++++ RECORD LIST ++++
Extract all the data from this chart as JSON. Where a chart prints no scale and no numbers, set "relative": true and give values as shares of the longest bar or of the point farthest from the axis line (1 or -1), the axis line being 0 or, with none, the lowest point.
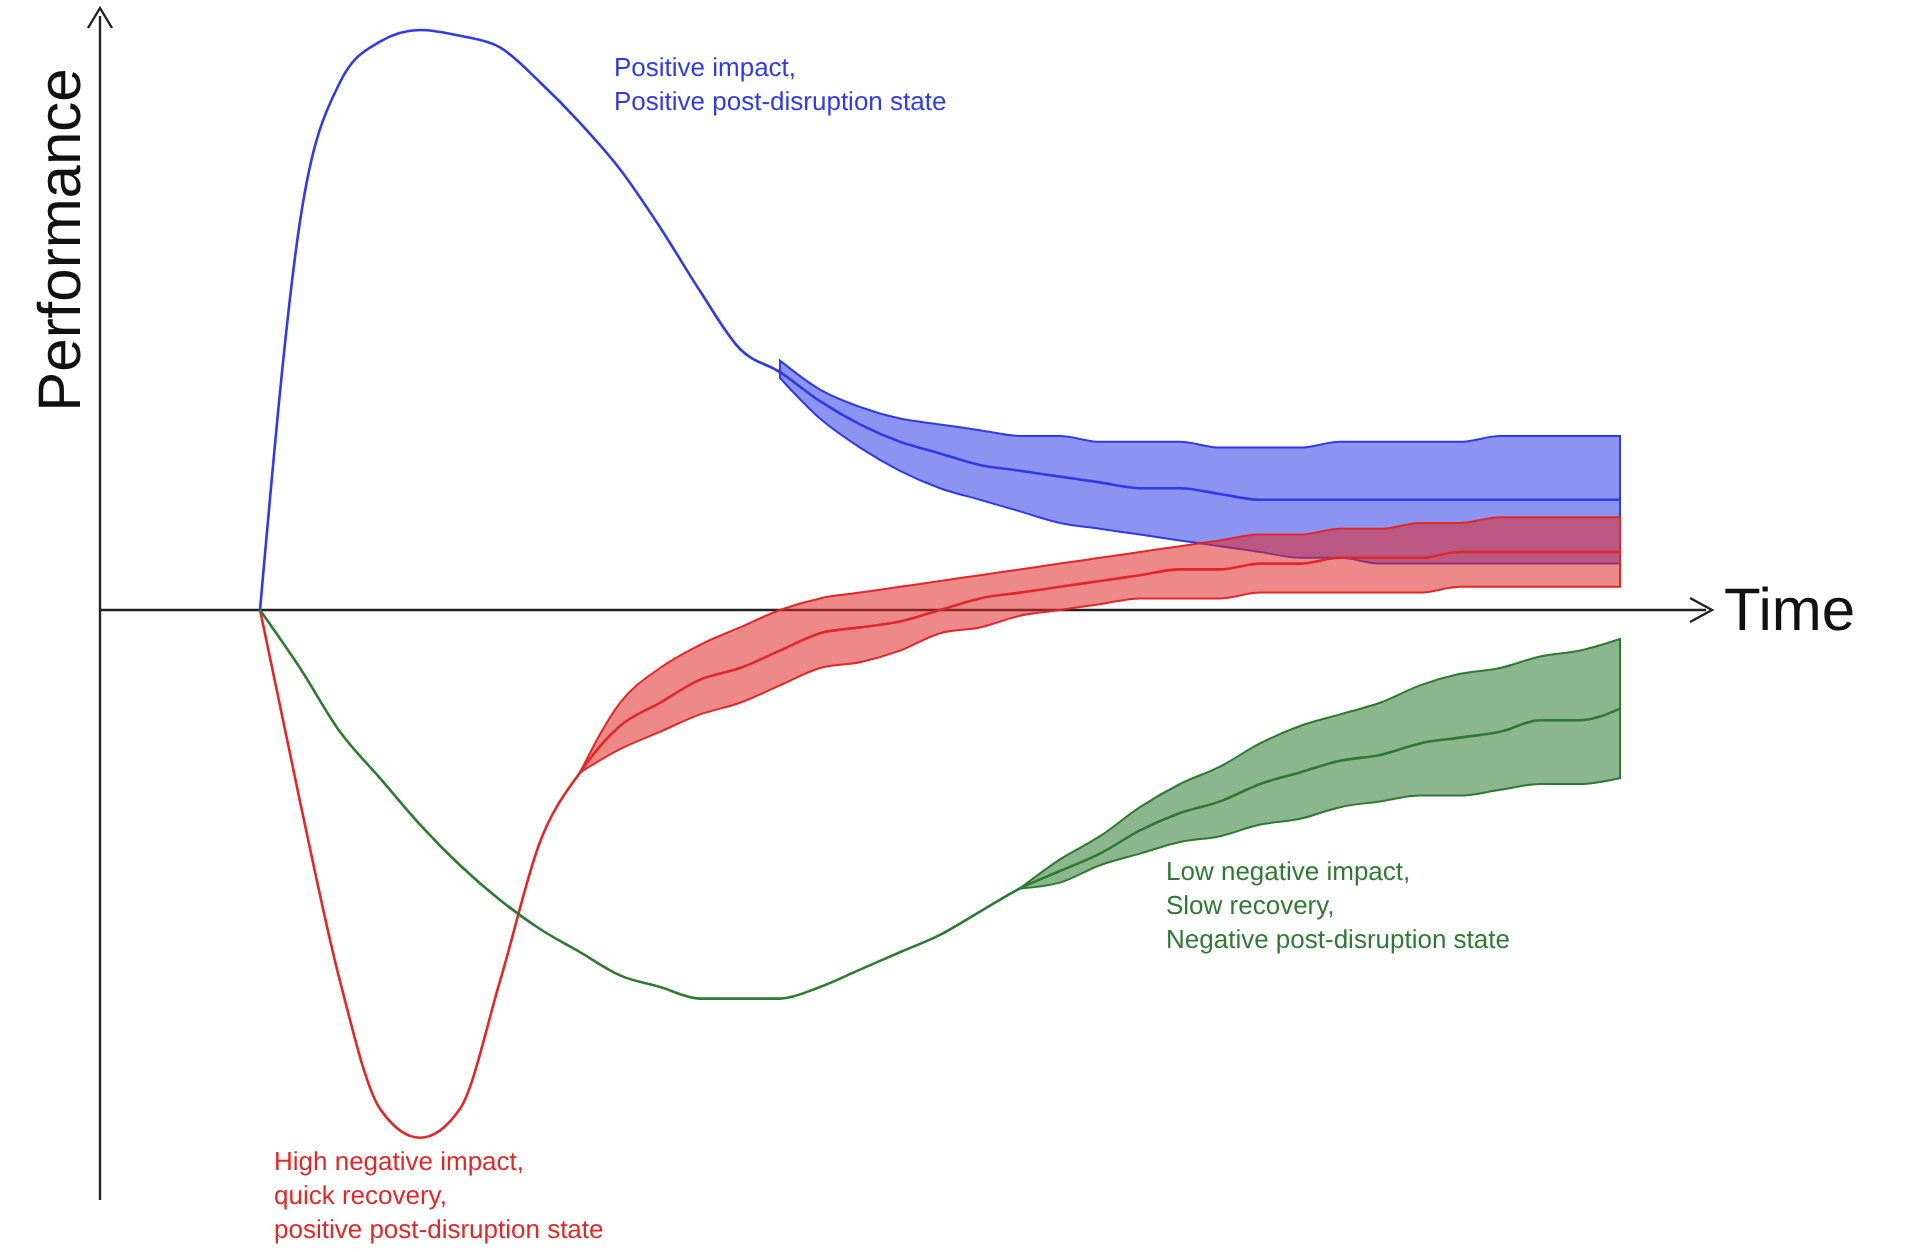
{
  "chart_data": {
    "type": "line",
    "relative": true,
    "xlabel": "Time",
    "ylabel": "Performance",
    "categories": [
      null,
      null,
      null,
      null,
      null,
      null,
      null,
      null,
      null,
      null,
      null,
      null,
      null,
      null,
      null,
      null,
      null,
      null,
      null,
      null,
      null,
      null,
      null,
      null,
      null,
      null,
      null,
      null,
      null,
      null,
      null,
      null,
      null,
      null,
      null,
      null,
      null,
      null,
      null
    ],
    "series": [
      {
        "color": "#2f3be6",
        "values": [
          null,
          null,
          null,
          null,
          0,
          0.67,
          0.91,
          0.98,
          1,
          0.99,
          0.97,
          0.91,
          0.84,
          0.76,
          0.66,
          0.55,
          0.45,
          0.41,
          0.36,
          0.32,
          0.29,
          0.27,
          0.25,
          0.24,
          0.23,
          0.22,
          0.21,
          0.21,
          0.2,
          0.19,
          0.19,
          0.19,
          0.19,
          0.19,
          0.19,
          0.19,
          0.19,
          0.19,
          0.19
        ],
        "upper": [
          null,
          null,
          null,
          null,
          null,
          null,
          null,
          null,
          null,
          null,
          null,
          null,
          null,
          null,
          null,
          null,
          null,
          0.43,
          0.38,
          0.35,
          0.33,
          0.32,
          0.31,
          0.3,
          0.3,
          0.29,
          0.29,
          0.29,
          0.28,
          0.28,
          0.28,
          0.29,
          0.29,
          0.29,
          0.29,
          0.3,
          0.3,
          0.3,
          0.3
        ],
        "lower": [
          null,
          null,
          null,
          null,
          null,
          null,
          null,
          null,
          null,
          null,
          null,
          null,
          null,
          null,
          null,
          null,
          null,
          0.4,
          0.33,
          0.28,
          0.24,
          0.21,
          0.19,
          0.17,
          0.15,
          0.14,
          0.13,
          0.12,
          0.11,
          0.1,
          0.09,
          0.09,
          0.08,
          0.08,
          0.08,
          0.08,
          0.08,
          0.08,
          0.08
        ]
      },
      {
        "color": "#e02828",
        "values": [
          null,
          null,
          null,
          null,
          0,
          -0.33,
          -0.64,
          -0.86,
          -0.91,
          -0.86,
          -0.64,
          -0.4,
          -0.28,
          -0.2,
          -0.16,
          -0.12,
          -0.1,
          -0.07,
          -0.04,
          -0.03,
          -0.02,
          0,
          0.02,
          0.03,
          0.04,
          0.05,
          0.06,
          0.07,
          0.07,
          0.08,
          0.08,
          0.09,
          0.09,
          0.09,
          0.1,
          0.1,
          0.1,
          0.1,
          0.1
        ],
        "upper": [
          null,
          null,
          null,
          null,
          null,
          null,
          null,
          null,
          null,
          null,
          null,
          null,
          -0.28,
          -0.16,
          -0.1,
          -0.06,
          -0.03,
          0,
          0.02,
          0.03,
          0.04,
          0.05,
          0.06,
          0.07,
          0.08,
          0.09,
          0.1,
          0.11,
          0.12,
          0.13,
          0.13,
          0.14,
          0.14,
          0.15,
          0.15,
          0.16,
          0.16,
          0.16,
          0.16
        ],
        "lower": [
          null,
          null,
          null,
          null,
          null,
          null,
          null,
          null,
          null,
          null,
          null,
          null,
          -0.28,
          -0.24,
          -0.21,
          -0.18,
          -0.16,
          -0.13,
          -0.1,
          -0.09,
          -0.07,
          -0.04,
          -0.03,
          -0.01,
          0,
          0.01,
          0.02,
          0.02,
          0.02,
          0.03,
          0.03,
          0.03,
          0.03,
          0.03,
          0.04,
          0.04,
          0.04,
          0.04,
          0.04
        ]
      },
      {
        "color": "#2e7a32",
        "values": [
          null,
          null,
          null,
          null,
          0,
          -0.1,
          -0.21,
          -0.29,
          -0.37,
          -0.44,
          -0.5,
          -0.55,
          -0.59,
          -0.63,
          -0.65,
          -0.67,
          -0.67,
          -0.67,
          -0.65,
          -0.62,
          -0.59,
          -0.56,
          -0.52,
          -0.48,
          -0.45,
          -0.42,
          -0.38,
          -0.35,
          -0.33,
          -0.3,
          -0.28,
          -0.26,
          -0.25,
          -0.23,
          -0.22,
          -0.21,
          -0.19,
          -0.19,
          -0.17
        ],
        "upper": [
          null,
          null,
          null,
          null,
          null,
          null,
          null,
          null,
          null,
          null,
          null,
          null,
          null,
          null,
          null,
          null,
          null,
          null,
          null,
          null,
          null,
          null,
          null,
          -0.48,
          -0.43,
          -0.39,
          -0.34,
          -0.3,
          -0.27,
          -0.23,
          -0.2,
          -0.18,
          -0.16,
          -0.13,
          -0.11,
          -0.1,
          -0.08,
          -0.07,
          -0.05
        ],
        "lower": [
          null,
          null,
          null,
          null,
          null,
          null,
          null,
          null,
          null,
          null,
          null,
          null,
          null,
          null,
          null,
          null,
          null,
          null,
          null,
          null,
          null,
          null,
          null,
          -0.48,
          -0.47,
          -0.44,
          -0.42,
          -0.4,
          -0.39,
          -0.37,
          -0.36,
          -0.34,
          -0.33,
          -0.32,
          -0.32,
          -0.31,
          -0.3,
          -0.3,
          -0.29
        ]
      }
    ],
    "annotations": [
      "Positive impact,\nPositive post-disruption state",
      "High negative impact,\nquick recovery,\npositive post-disruption state",
      "Low negative impact,\nSlow recovery,\nNegative post-disruption state"
    ]
  }
}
++++
# REQUEST
Every line of the data should be copied as it stands, without the images.

# RESULT OF THIS TASK
Extract all the data from this chart as JSON. Where a chart prints no scale and no numbers, set "relative": true and give values as shares of the longest bar or of the point farthest from the axis line (1 or -1), the axis line being 0 or, with none, the lowest point.
{
  "chart_data": {
    "type": "line",
    "relative": true,
    "xlabel": "Time",
    "ylabel": "Performance",
    "categories": [
      null,
      null,
      null,
      null,
      null,
      null,
      null,
      null,
      null,
      null,
      null,
      null,
      null,
      null,
      null,
      null,
      null,
      null,
      null,
      null,
      null,
      null,
      null,
      null,
      null,
      null,
      null,
      null,
      null,
      null,
      null,
      null,
      null,
      null,
      null,
      null,
      null,
      null,
      null
    ],
    "series": [
      {
        "color": "#2f3be6",
        "values": [
          null,
          null,
          null,
          null,
          0,
          0.67,
          0.91,
          0.98,
          1,
          0.99,
          0.97,
          0.91,
          0.84,
          0.76,
          0.66,
          0.55,
          0.45,
          0.41,
          0.36,
          0.32,
          0.29,
          0.27,
          0.25,
          0.24,
          0.23,
          0.22,
          0.21,
          0.21,
          0.2,
          0.19,
          0.19,
          0.19,
          0.19,
          0.19,
          0.19,
          0.19,
          0.19,
          0.19,
          0.19
        ],
        "upper": [
          null,
          null,
          null,
          null,
          null,
          null,
          null,
          null,
          null,
          null,
          null,
          null,
          null,
          null,
          null,
          null,
          null,
          0.43,
          0.38,
          0.35,
          0.33,
          0.32,
          0.31,
          0.3,
          0.3,
          0.29,
          0.29,
          0.29,
          0.28,
          0.28,
          0.28,
          0.29,
          0.29,
          0.29,
          0.29,
          0.3,
          0.3,
          0.3,
          0.3
        ],
        "lower": [
          null,
          null,
          null,
          null,
          null,
          null,
          null,
          null,
          null,
          null,
          null,
          null,
          null,
          null,
          null,
          null,
          null,
          0.4,
          0.33,
          0.28,
          0.24,
          0.21,
          0.19,
          0.17,
          0.15,
          0.14,
          0.13,
          0.12,
          0.11,
          0.1,
          0.09,
          0.09,
          0.08,
          0.08,
          0.08,
          0.08,
          0.08,
          0.08,
          0.08
        ]
      },
      {
        "color": "#e02828",
        "values": [
          null,
          null,
          null,
          null,
          0,
          -0.33,
          -0.64,
          -0.86,
          -0.91,
          -0.86,
          -0.64,
          -0.4,
          -0.28,
          -0.2,
          -0.16,
          -0.12,
          -0.1,
          -0.07,
          -0.04,
          -0.03,
          -0.02,
          0,
          0.02,
          0.03,
          0.04,
          0.05,
          0.06,
          0.07,
          0.07,
          0.08,
          0.08,
          0.09,
          0.09,
          0.09,
          0.1,
          0.1,
          0.1,
          0.1,
          0.1
        ],
        "upper": [
          null,
          null,
          null,
          null,
          null,
          null,
          null,
          null,
          null,
          null,
          null,
          null,
          -0.28,
          -0.16,
          -0.1,
          -0.06,
          -0.03,
          0,
          0.02,
          0.03,
          0.04,
          0.05,
          0.06,
          0.07,
          0.08,
          0.09,
          0.1,
          0.11,
          0.12,
          0.13,
          0.13,
          0.14,
          0.14,
          0.15,
          0.15,
          0.16,
          0.16,
          0.16,
          0.16
        ],
        "lower": [
          null,
          null,
          null,
          null,
          null,
          null,
          null,
          null,
          null,
          null,
          null,
          null,
          -0.28,
          -0.24,
          -0.21,
          -0.18,
          -0.16,
          -0.13,
          -0.1,
          -0.09,
          -0.07,
          -0.04,
          -0.03,
          -0.01,
          0,
          0.01,
          0.02,
          0.02,
          0.02,
          0.03,
          0.03,
          0.03,
          0.03,
          0.03,
          0.04,
          0.04,
          0.04,
          0.04,
          0.04
        ]
      },
      {
        "color": "#2e7a32",
        "values": [
          null,
          null,
          null,
          null,
          0,
          -0.1,
          -0.21,
          -0.29,
          -0.37,
          -0.44,
          -0.5,
          -0.55,
          -0.59,
          -0.63,
          -0.65,
          -0.67,
          -0.67,
          -0.67,
          -0.65,
          -0.62,
          -0.59,
          -0.56,
          -0.52,
          -0.48,
          -0.45,
          -0.42,
          -0.38,
          -0.35,
          -0.33,
          -0.3,
          -0.28,
          -0.26,
          -0.25,
          -0.23,
          -0.22,
          -0.21,
          -0.19,
          -0.19,
          -0.17
        ],
        "upper": [
          null,
          null,
          null,
          null,
          null,
          null,
          null,
          null,
          null,
          null,
          null,
          null,
          null,
          null,
          null,
          null,
          null,
          null,
          null,
          null,
          null,
          null,
          null,
          -0.48,
          -0.43,
          -0.39,
          -0.34,
          -0.3,
          -0.27,
          -0.23,
          -0.2,
          -0.18,
          -0.16,
          -0.13,
          -0.11,
          -0.1,
          -0.08,
          -0.07,
          -0.05
        ],
        "lower": [
          null,
          null,
          null,
          null,
          null,
          null,
          null,
          null,
          null,
          null,
          null,
          null,
          null,
          null,
          null,
          null,
          null,
          null,
          null,
          null,
          null,
          null,
          null,
          -0.48,
          -0.47,
          -0.44,
          -0.42,
          -0.4,
          -0.39,
          -0.37,
          -0.36,
          -0.34,
          -0.33,
          -0.32,
          -0.32,
          -0.31,
          -0.3,
          -0.3,
          -0.29
        ]
      }
    ],
    "annotations": [
      "Positive impact,\nPositive post-disruption state",
      "High negative impact,\nquick recovery,\npositive post-disruption state",
      "Low negative impact,\nSlow recovery,\nNegative post-disruption state"
    ]
  }
}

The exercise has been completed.